◆ **PROBLEM**
Check each line of the material below, and copy it if it holds the string "they".

◆ **AVAILABLE DATA**
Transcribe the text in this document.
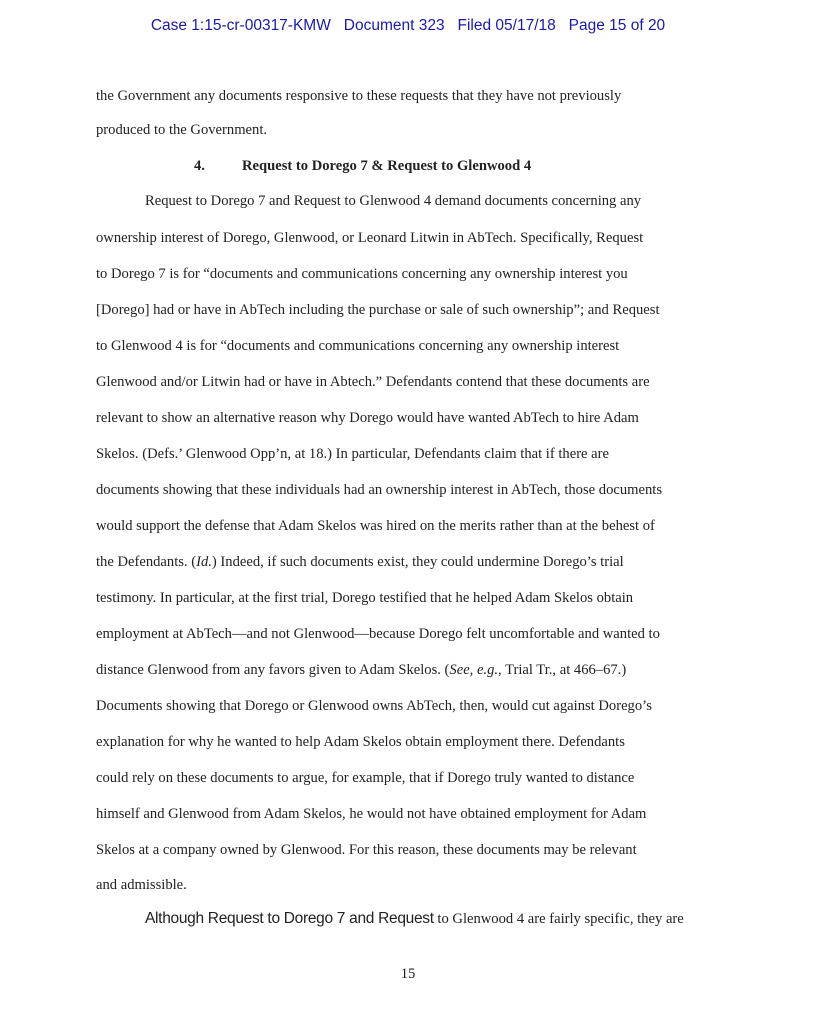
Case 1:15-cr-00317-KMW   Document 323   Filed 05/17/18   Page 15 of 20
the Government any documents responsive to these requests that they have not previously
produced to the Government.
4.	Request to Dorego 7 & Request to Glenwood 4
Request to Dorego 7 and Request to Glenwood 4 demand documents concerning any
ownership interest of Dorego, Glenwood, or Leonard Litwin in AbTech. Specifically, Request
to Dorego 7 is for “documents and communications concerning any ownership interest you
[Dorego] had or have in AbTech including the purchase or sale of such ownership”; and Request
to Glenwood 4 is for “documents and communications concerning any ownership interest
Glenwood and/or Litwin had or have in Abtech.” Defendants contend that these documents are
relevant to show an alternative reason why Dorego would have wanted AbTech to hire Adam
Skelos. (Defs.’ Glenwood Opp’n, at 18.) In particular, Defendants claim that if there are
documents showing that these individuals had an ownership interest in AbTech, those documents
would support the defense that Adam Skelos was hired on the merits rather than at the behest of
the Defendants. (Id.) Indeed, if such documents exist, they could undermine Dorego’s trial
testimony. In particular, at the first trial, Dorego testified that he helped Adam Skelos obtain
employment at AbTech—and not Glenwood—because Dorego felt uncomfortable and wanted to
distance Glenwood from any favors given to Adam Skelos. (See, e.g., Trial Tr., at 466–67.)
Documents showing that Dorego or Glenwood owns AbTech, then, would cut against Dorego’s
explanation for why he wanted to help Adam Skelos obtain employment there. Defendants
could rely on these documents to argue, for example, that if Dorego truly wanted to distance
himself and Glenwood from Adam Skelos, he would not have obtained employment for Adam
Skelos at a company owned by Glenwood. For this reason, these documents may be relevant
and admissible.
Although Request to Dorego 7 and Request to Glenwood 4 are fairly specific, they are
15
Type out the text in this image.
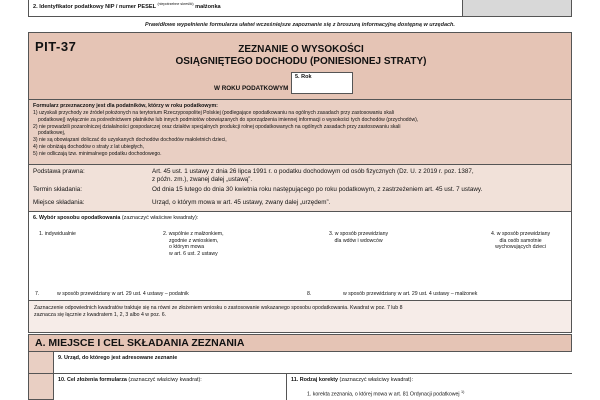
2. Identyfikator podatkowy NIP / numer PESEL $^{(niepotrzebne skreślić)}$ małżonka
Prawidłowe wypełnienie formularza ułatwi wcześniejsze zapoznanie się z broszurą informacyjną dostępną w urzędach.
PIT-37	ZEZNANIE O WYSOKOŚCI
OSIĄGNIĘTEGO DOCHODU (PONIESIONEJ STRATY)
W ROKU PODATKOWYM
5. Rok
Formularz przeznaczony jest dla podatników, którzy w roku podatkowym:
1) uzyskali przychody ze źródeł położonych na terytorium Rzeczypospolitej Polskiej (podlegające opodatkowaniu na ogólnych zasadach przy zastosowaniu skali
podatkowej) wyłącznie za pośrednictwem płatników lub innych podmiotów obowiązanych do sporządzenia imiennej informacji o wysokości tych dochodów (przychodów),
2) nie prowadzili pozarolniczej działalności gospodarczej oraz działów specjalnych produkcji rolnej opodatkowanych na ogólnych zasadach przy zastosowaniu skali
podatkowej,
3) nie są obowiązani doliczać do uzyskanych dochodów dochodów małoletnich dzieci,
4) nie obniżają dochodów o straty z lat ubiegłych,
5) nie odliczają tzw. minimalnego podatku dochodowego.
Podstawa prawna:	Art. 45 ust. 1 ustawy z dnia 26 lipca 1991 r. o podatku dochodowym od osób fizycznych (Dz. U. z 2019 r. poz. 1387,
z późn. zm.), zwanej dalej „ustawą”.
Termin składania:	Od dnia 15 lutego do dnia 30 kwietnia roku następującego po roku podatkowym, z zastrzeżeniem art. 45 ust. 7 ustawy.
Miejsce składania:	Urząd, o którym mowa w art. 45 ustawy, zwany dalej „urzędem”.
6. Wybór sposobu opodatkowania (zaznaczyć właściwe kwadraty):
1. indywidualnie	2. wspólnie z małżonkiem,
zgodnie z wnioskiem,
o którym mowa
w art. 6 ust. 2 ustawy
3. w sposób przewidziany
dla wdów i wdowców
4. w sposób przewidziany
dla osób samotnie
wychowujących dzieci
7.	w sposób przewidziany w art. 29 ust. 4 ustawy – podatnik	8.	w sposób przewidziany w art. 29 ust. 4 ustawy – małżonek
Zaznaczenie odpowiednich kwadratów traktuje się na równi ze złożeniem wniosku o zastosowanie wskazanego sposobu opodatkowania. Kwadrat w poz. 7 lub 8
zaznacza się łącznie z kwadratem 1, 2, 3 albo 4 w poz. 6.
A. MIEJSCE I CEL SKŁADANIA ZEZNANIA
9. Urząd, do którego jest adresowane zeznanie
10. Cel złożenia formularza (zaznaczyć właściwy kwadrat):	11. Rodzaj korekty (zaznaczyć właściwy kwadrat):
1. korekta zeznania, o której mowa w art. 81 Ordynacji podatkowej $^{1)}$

◆ **RESULT OF THIS EXERCISE**
the Government any documents responsive to these requests that they have not previously
the Defendants. (Id.) Indeed, if such documents exist, they could undermine Dorego’s trial
Although Request to Dorego 7 and Request to Glenwood 4 are fairly specific, they are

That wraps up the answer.